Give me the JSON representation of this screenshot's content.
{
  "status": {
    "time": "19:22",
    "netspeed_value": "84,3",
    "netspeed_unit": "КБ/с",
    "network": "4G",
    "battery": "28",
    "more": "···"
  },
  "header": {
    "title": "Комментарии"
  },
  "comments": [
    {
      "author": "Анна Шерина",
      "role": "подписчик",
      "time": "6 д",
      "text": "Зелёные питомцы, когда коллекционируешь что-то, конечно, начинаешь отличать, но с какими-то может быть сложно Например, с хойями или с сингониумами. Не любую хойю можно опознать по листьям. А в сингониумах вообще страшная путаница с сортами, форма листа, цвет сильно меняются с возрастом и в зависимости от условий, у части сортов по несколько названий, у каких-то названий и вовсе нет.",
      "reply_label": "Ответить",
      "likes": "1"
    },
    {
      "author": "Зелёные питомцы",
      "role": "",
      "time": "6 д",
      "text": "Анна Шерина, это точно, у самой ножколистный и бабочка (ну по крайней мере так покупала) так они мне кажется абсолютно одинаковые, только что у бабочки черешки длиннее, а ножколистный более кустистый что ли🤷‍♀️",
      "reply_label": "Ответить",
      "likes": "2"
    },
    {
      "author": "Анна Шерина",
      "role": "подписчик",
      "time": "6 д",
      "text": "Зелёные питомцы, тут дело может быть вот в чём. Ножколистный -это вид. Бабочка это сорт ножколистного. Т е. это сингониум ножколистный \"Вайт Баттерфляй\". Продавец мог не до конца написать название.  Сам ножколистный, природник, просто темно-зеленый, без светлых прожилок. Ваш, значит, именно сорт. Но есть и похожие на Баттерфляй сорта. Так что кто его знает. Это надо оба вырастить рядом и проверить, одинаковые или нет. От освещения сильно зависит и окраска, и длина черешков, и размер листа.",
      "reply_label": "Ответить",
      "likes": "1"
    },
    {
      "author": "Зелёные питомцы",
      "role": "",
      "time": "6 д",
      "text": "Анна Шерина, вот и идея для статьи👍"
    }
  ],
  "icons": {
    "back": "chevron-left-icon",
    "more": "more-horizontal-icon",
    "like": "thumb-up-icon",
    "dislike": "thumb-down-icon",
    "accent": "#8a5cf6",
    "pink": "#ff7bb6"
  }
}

* DIRECTIONS *
Retype the material in full. Each word must match.

* TASK RESULT *
Give me the JSON representation of this screenshot's content.
{
  "status": {
    "time": "19:22",
    "netspeed_value": "84,3",
    "netspeed_unit": "КБ/с",
    "network": "4G",
    "battery": "28",
    "more": "···"
  },
  "header": {
    "title": "Комментарии"
  },
  "comments": [
    {
      "author": "Анна Шерина",
      "role": "подписчик",
      "time": "6 д",
      "text": "Зелёные питомцы, когда коллекционируешь что-то, конечно, начинаешь отличать, но с какими-то может быть сложно Например, с хойями или с сингониумами. Не любую хойю можно опознать по листьям. А в сингониумах вообще страшная путаница с сортами, форма листа, цвет сильно меняются с возрастом и в зависимости от условий, у части сортов по несколько названий, у каких-то названий и вовсе нет.",
      "reply_label": "Ответить",
      "likes": "1"
    },
    {
      "author": "Зелёные питомцы",
      "role": "",
      "time": "6 д",
      "text": "Анна Шерина, это точно, у самой ножколистный и бабочка (ну по крайней мере так покупала) так они мне кажется абсолютно одинаковые, только что у бабочки черешки длиннее, а ножколистный более кустистый что ли🤷‍♀️",
      "reply_label": "Ответить",
      "likes": "2"
    },
    {
      "author": "Анна Шерина",
      "role": "подписчик",
      "time": "6 д",
      "text": "Зелёные питомцы, тут дело может быть вот в чём. Ножколистный -это вид. Бабочка это сорт ножколистного. Т е. это сингониум ножколистный \"Вайт Баттерфляй\". Продавец мог не до конца написать название.  Сам ножколистный, природник, просто темно-зеленый, без светлых прожилок. Ваш, значит, именно сорт. Но есть и похожие на Баттерфляй сорта. Так что кто его знает. Это надо оба вырастить рядом и проверить, одинаковые или нет. От освещения сильно зависит и окраска, и длина черешков, и размер листа.",
      "reply_label": "Ответить",
      "likes": "1"
    },
    {
      "author": "Зелёные питомцы",
      "role": "",
      "time": "6 д",
      "text": "Анна Шерина, вот и идея для статьи👍"
    }
  ],
  "icons": {
    "back": "chevron-left-icon",
    "more": "more-horizontal-icon",
    "like": "thumb-up-icon",
    "dislike": "thumb-down-icon",
    "accent": "#8a5cf6",
    "pink": "#ff7bb6"
  }
}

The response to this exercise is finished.